Input data:
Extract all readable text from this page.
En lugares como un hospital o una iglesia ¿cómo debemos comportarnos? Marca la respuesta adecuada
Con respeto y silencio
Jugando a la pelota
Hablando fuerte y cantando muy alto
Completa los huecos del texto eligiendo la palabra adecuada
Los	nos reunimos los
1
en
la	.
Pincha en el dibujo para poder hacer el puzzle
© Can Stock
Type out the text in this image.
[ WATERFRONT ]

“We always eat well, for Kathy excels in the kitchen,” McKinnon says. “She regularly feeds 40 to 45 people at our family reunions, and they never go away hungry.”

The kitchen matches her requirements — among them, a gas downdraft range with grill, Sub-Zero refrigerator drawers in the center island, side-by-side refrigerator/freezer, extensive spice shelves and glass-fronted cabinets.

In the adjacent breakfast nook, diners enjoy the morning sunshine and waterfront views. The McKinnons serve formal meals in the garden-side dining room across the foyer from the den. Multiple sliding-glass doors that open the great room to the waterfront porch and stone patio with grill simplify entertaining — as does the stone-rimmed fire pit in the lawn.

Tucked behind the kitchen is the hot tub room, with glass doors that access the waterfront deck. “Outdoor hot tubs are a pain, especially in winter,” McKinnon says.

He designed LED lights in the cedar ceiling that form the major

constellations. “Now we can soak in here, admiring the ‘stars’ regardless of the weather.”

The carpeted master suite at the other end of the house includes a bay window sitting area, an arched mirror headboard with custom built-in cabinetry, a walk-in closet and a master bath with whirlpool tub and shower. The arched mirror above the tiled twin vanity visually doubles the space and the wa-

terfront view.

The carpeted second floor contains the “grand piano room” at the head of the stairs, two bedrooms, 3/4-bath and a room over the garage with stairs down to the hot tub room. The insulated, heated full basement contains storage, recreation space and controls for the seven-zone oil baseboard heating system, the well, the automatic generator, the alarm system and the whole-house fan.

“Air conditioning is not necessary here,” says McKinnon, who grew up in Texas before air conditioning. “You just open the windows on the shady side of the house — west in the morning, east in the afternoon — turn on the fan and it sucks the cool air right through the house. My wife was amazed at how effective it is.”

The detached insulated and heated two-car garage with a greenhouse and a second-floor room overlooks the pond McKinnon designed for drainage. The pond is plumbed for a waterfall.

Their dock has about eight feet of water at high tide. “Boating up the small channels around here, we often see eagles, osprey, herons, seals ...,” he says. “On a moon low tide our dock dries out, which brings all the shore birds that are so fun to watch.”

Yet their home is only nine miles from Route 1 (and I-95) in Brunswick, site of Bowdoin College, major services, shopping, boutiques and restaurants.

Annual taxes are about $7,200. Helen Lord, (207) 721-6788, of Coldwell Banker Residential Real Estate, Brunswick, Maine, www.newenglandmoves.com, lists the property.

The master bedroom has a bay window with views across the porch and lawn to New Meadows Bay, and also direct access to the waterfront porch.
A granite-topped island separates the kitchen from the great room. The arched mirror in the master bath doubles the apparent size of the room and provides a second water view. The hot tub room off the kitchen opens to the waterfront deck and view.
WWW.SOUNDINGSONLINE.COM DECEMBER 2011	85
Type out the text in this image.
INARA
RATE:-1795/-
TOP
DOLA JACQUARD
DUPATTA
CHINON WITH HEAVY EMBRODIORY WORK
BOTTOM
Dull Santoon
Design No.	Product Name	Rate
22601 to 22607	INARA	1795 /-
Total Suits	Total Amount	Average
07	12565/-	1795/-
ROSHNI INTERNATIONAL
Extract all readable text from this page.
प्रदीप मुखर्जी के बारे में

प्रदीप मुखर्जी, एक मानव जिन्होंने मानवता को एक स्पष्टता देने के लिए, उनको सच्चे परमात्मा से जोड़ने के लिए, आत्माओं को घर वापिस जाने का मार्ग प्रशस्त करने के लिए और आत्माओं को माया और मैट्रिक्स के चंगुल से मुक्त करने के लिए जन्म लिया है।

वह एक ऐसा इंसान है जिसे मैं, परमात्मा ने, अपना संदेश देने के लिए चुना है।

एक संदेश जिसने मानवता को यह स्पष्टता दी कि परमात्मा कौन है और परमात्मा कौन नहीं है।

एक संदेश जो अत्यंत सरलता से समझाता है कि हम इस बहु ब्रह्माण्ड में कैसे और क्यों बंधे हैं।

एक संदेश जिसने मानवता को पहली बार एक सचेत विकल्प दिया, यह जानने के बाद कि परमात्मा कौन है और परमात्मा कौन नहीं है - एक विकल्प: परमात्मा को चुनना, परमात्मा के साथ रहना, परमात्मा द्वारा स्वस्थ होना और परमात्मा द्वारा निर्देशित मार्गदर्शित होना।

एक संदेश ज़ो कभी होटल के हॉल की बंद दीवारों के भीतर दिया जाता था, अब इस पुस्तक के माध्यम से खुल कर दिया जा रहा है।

Request: Retype the listing above in full, with no alterations.

Complete output:
Extract all readable text from this page.
En lugares como un hospital o una iglesia ¿cómo debemos comportarnos? Marca la respuesta adecuada
Con respeto y silencio
Jugando a la pelota
Hablando fuerte y cantando muy alto
Completa los huecos del texto eligiendo la palabra adecuada
Los	nos reunimos los
1
en
la	.
Pincha en el dibujo para poder hacer el puzzle
© Can Stock
Type out the text in this image.
[ WATERFRONT ]

“We always eat well, for Kathy excels in the kitchen,” McKinnon says. “She regularly feeds 40 to 45 people at our family reunions, and they never go away hungry.”

The kitchen matches her requirements — among them, a gas downdraft range with grill, Sub-Zero refrigerator drawers in the center island, side-by-side refrigerator/freezer, extensive spice shelves and glass-fronted cabinets.

In the adjacent breakfast nook, diners enjoy the morning sunshine and waterfront views. The McKinnons serve formal meals in the garden-side dining room across the foyer from the den. Multiple sliding-glass doors that open the great room to the waterfront porch and stone patio with grill simplify entertaining — as does the stone-rimmed fire pit in the lawn.

Tucked behind the kitchen is the hot tub room, with glass doors that access the waterfront deck. “Outdoor hot tubs are a pain, especially in winter,” McKinnon says.

He designed LED lights in the cedar ceiling that form the major

constellations. “Now we can soak in here, admiring the ‘stars’ regardless of the weather.”

The carpeted master suite at the other end of the house includes a bay window sitting area, an arched mirror headboard with custom built-in cabinetry, a walk-in closet and a master bath with whirlpool tub and shower. The arched mirror above the tiled twin vanity visually doubles the space and the wa-

terfront view.

The carpeted second floor contains the “grand piano room” at the head of the stairs, two bedrooms, 3/4-bath and a room over the garage with stairs down to the hot tub room. The insulated, heated full basement contains storage, recreation space and controls for the seven-zone oil baseboard heating system, the well, the automatic generator, the alarm system and the whole-house fan.

“Air conditioning is not necessary here,” says McKinnon, who grew up in Texas before air conditioning. “You just open the windows on the shady side of the house — west in the morning, east in the afternoon — turn on the fan and it sucks the cool air right through the house. My wife was amazed at how effective it is.”

The detached insulated and heated two-car garage with a greenhouse and a second-floor room overlooks the pond McKinnon designed for drainage. The pond is plumbed for a waterfall.

Their dock has about eight feet of water at high tide. “Boating up the small channels around here, we often see eagles, osprey, herons, seals ...,” he says. “On a moon low tide our dock dries out, which brings all the shore birds that are so fun to watch.”

Yet their home is only nine miles from Route 1 (and I-95) in Brunswick, site of Bowdoin College, major services, shopping, boutiques and restaurants.

Annual taxes are about $7,200. Helen Lord, (207) 721-6788, of Coldwell Banker Residential Real Estate, Brunswick, Maine, www.newenglandmoves.com, lists the property.

The master bedroom has a bay window with views across the porch and lawn to New Meadows Bay, and also direct access to the waterfront porch.
A granite-topped island separates the kitchen from the great room. The arched mirror in the master bath doubles the apparent size of the room and provides a second water view. The hot tub room off the kitchen opens to the waterfront deck and view.
WWW.SOUNDINGSONLINE.COM DECEMBER 2011	85
Type out the text in this image.
INARA
RATE:-1795/-
TOP
DOLA JACQUARD
DUPATTA
CHINON WITH HEAVY EMBRODIORY WORK
BOTTOM
Dull Santoon
Design No.	Product Name	Rate
22601 to 22607	INARA	1795 /-
Total Suits	Total Amount	Average
07	12565/-	1795/-
ROSHNI INTERNATIONAL
Extract all readable text from this page.
प्रदीप मुखर्जी के बारे में

प्रदीप मुखर्जी, एक मानव जिन्होंने मानवता को एक स्पष्टता देने के लिए, उनको सच्चे परमात्मा से जोड़ने के लिए, आत्माओं को घर वापिस जाने का मार्ग प्रशस्त करने के लिए और आत्माओं को माया और मैट्रिक्स के चंगुल से मुक्त करने के लिए जन्म लिया है।

वह एक ऐसा इंसान है जिसे मैं, परमात्मा ने, अपना संदेश देने के लिए चुना है।

एक संदेश जिसने मानवता को यह स्पष्टता दी कि परमात्मा कौन है और परमात्मा कौन नहीं है।

एक संदेश जो अत्यंत सरलता से समझाता है कि हम इस बहु ब्रह्माण्ड में कैसे और क्यों बंधे हैं।

एक संदेश जिसने मानवता को पहली बार एक सचेत विकल्प दिया, यह जानने के बाद कि परमात्मा कौन है और परमात्मा कौन नहीं है - एक विकल्प: परमात्मा को चुनना, परमात्मा के साथ रहना, परमात्मा द्वारा स्वस्थ होना और परमात्मा द्वारा निर्देशित मार्गदर्शित होना।

एक संदेश ज़ो कभी होटल के हॉल की बंद दीवारों के भीतर दिया जाता था, अब इस पुस्तक के माध्यम से खुल कर दिया जा रहा है।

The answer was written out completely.